Task: The records below must be duplicated exactly, character for character.

Supplied entries:
· · · ·
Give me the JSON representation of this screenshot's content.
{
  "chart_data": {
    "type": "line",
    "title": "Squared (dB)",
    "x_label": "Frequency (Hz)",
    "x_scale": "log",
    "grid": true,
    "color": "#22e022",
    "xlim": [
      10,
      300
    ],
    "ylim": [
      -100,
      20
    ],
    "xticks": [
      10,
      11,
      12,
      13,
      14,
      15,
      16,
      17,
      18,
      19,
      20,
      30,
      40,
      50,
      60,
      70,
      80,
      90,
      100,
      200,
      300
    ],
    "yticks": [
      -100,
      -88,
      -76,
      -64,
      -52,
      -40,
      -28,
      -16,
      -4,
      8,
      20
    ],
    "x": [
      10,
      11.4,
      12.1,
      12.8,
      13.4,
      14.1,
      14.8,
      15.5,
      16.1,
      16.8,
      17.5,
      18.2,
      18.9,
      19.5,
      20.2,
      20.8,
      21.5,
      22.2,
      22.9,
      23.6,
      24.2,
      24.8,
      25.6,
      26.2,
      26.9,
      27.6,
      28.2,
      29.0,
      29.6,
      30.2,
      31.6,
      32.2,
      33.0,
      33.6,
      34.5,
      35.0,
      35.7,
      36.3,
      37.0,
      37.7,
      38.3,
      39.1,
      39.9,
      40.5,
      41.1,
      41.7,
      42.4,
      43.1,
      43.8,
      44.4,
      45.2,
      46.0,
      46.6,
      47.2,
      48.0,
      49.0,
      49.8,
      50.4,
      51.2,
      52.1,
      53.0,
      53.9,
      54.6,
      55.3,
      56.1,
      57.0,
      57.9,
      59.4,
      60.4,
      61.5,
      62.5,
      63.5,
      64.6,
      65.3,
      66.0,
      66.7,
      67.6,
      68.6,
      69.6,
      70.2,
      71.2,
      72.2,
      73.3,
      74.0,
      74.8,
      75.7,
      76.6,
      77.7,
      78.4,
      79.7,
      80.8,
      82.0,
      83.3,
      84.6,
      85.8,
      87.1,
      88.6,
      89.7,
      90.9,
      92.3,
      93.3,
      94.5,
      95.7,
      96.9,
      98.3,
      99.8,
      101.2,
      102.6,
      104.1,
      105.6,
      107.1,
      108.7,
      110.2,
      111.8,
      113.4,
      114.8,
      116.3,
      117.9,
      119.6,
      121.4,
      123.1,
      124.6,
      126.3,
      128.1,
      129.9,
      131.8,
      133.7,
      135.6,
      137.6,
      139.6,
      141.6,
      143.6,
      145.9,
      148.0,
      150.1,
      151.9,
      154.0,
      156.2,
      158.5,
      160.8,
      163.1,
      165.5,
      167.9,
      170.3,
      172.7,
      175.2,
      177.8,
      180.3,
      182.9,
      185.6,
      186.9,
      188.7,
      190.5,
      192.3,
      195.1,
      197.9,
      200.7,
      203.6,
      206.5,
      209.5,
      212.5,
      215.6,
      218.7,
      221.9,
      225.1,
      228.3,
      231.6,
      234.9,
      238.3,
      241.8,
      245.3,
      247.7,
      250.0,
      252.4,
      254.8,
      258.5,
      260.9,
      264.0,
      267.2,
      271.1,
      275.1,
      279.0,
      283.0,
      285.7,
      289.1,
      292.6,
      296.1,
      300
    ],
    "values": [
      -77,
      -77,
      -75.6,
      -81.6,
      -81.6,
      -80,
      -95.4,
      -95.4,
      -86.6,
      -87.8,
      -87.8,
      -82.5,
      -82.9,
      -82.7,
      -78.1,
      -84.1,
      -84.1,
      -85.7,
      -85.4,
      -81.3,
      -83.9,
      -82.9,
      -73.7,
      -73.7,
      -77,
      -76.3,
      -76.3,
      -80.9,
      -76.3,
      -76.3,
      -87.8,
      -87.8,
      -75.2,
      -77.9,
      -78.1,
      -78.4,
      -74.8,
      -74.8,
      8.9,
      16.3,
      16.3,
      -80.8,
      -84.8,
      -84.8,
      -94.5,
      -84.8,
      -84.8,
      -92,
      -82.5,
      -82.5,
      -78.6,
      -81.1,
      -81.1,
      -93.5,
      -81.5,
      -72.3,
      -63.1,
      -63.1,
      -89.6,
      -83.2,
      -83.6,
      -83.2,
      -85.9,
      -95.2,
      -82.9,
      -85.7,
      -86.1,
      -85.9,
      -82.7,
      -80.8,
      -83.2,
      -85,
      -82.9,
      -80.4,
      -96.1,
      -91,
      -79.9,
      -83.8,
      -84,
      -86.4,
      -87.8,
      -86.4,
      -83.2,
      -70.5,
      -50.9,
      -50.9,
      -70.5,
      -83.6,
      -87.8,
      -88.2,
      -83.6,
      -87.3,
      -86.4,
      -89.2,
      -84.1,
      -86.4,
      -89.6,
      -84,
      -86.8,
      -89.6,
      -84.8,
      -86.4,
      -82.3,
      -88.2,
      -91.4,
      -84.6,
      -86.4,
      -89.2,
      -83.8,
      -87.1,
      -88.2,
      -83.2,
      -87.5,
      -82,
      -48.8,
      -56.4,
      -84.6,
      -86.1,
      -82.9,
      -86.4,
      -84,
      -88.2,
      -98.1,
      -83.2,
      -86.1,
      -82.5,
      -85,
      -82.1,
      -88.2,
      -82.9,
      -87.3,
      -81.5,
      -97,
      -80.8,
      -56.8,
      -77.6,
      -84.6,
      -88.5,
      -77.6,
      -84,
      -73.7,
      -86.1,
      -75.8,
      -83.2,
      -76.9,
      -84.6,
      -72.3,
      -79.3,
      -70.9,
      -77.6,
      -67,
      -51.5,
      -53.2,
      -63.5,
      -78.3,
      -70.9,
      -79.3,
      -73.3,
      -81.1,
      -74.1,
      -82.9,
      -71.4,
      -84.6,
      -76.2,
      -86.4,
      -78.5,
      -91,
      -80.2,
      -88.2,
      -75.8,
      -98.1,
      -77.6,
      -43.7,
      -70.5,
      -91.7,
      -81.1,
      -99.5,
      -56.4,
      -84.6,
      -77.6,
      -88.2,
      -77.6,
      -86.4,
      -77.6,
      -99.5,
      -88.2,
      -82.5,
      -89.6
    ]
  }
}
· · · ·
Reply:
Give me the JSON representation of this screenshot's content.
{
  "chart_data": {
    "type": "line",
    "title": "Squared (dB)",
    "x_label": "Frequency (Hz)",
    "x_scale": "log",
    "grid": true,
    "color": "#22e022",
    "xlim": [
      10,
      300
    ],
    "ylim": [
      -100,
      20
    ],
    "xticks": [
      10,
      11,
      12,
      13,
      14,
      15,
      16,
      17,
      18,
      19,
      20,
      30,
      40,
      50,
      60,
      70,
      80,
      90,
      100,
      200,
      300
    ],
    "yticks": [
      -100,
      -88,
      -76,
      -64,
      -52,
      -40,
      -28,
      -16,
      -4,
      8,
      20
    ],
    "x": [
      10,
      11.4,
      12.1,
      12.8,
      13.4,
      14.1,
      14.8,
      15.5,
      16.1,
      16.8,
      17.5,
      18.2,
      18.9,
      19.5,
      20.2,
      20.8,
      21.5,
      22.2,
      22.9,
      23.6,
      24.2,
      24.8,
      25.6,
      26.2,
      26.9,
      27.6,
      28.2,
      29.0,
      29.6,
      30.2,
      31.6,
      32.2,
      33.0,
      33.6,
      34.5,
      35.0,
      35.7,
      36.3,
      37.0,
      37.7,
      38.3,
      39.1,
      39.9,
      40.5,
      41.1,
      41.7,
      42.4,
      43.1,
      43.8,
      44.4,
      45.2,
      46.0,
      46.6,
      47.2,
      48.0,
      49.0,
      49.8,
      50.4,
      51.2,
      52.1,
      53.0,
      53.9,
      54.6,
      55.3,
      56.1,
      57.0,
      57.9,
      59.4,
      60.4,
      61.5,
      62.5,
      63.5,
      64.6,
      65.3,
      66.0,
      66.7,
      67.6,
      68.6,
      69.6,
      70.2,
      71.2,
      72.2,
      73.3,
      74.0,
      74.8,
      75.7,
      76.6,
      77.7,
      78.4,
      79.7,
      80.8,
      82.0,
      83.3,
      84.6,
      85.8,
      87.1,
      88.6,
      89.7,
      90.9,
      92.3,
      93.3,
      94.5,
      95.7,
      96.9,
      98.3,
      99.8,
      101.2,
      102.6,
      104.1,
      105.6,
      107.1,
      108.7,
      110.2,
      111.8,
      113.4,
      114.8,
      116.3,
      117.9,
      119.6,
      121.4,
      123.1,
      124.6,
      126.3,
      128.1,
      129.9,
      131.8,
      133.7,
      135.6,
      137.6,
      139.6,
      141.6,
      143.6,
      145.9,
      148.0,
      150.1,
      151.9,
      154.0,
      156.2,
      158.5,
      160.8,
      163.1,
      165.5,
      167.9,
      170.3,
      172.7,
      175.2,
      177.8,
      180.3,
      182.9,
      185.6,
      186.9,
      188.7,
      190.5,
      192.3,
      195.1,
      197.9,
      200.7,
      203.6,
      206.5,
      209.5,
      212.5,
      215.6,
      218.7,
      221.9,
      225.1,
      228.3,
      231.6,
      234.9,
      238.3,
      241.8,
      245.3,
      247.7,
      250.0,
      252.4,
      254.8,
      258.5,
      260.9,
      264.0,
      267.2,
      271.1,
      275.1,
      279.0,
      283.0,
      285.7,
      289.1,
      292.6,
      296.1,
      300
    ],
    "values": [
      -77,
      -77,
      -75.6,
      -81.6,
      -81.6,
      -80,
      -95.4,
      -95.4,
      -86.6,
      -87.8,
      -87.8,
      -82.5,
      -82.9,
      -82.7,
      -78.1,
      -84.1,
      -84.1,
      -85.7,
      -85.4,
      -81.3,
      -83.9,
      -82.9,
      -73.7,
      -73.7,
      -77,
      -76.3,
      -76.3,
      -80.9,
      -76.3,
      -76.3,
      -87.8,
      -87.8,
      -75.2,
      -77.9,
      -78.1,
      -78.4,
      -74.8,
      -74.8,
      8.9,
      16.3,
      16.3,
      -80.8,
      -84.8,
      -84.8,
      -94.5,
      -84.8,
      -84.8,
      -92,
      -82.5,
      -82.5,
      -78.6,
      -81.1,
      -81.1,
      -93.5,
      -81.5,
      -72.3,
      -63.1,
      -63.1,
      -89.6,
      -83.2,
      -83.6,
      -83.2,
      -85.9,
      -95.2,
      -82.9,
      -85.7,
      -86.1,
      -85.9,
      -82.7,
      -80.8,
      -83.2,
      -85,
      -82.9,
      -80.4,
      -96.1,
      -91,
      -79.9,
      -83.8,
      -84,
      -86.4,
      -87.8,
      -86.4,
      -83.2,
      -70.5,
      -50.9,
      -50.9,
      -70.5,
      -83.6,
      -87.8,
      -88.2,
      -83.6,
      -87.3,
      -86.4,
      -89.2,
      -84.1,
      -86.4,
      -89.6,
      -84,
      -86.8,
      -89.6,
      -84.8,
      -86.4,
      -82.3,
      -88.2,
      -91.4,
      -84.6,
      -86.4,
      -89.2,
      -83.8,
      -87.1,
      -88.2,
      -83.2,
      -87.5,
      -82,
      -48.8,
      -56.4,
      -84.6,
      -86.1,
      -82.9,
      -86.4,
      -84,
      -88.2,
      -98.1,
      -83.2,
      -86.1,
      -82.5,
      -85,
      -82.1,
      -88.2,
      -82.9,
      -87.3,
      -81.5,
      -97,
      -80.8,
      -56.8,
      -77.6,
      -84.6,
      -88.5,
      -77.6,
      -84,
      -73.7,
      -86.1,
      -75.8,
      -83.2,
      -76.9,
      -84.6,
      -72.3,
      -79.3,
      -70.9,
      -77.6,
      -67,
      -51.5,
      -53.2,
      -63.5,
      -78.3,
      -70.9,
      -79.3,
      -73.3,
      -81.1,
      -74.1,
      -82.9,
      -71.4,
      -84.6,
      -76.2,
      -86.4,
      -78.5,
      -91,
      -80.2,
      -88.2,
      -75.8,
      -98.1,
      -77.6,
      -43.7,
      -70.5,
      -91.7,
      -81.1,
      -99.5,
      -56.4,
      -84.6,
      -77.6,
      -88.2,
      -77.6,
      -86.4,
      -77.6,
      -99.5,
      -88.2,
      -82.5,
      -89.6
    ]
  }
}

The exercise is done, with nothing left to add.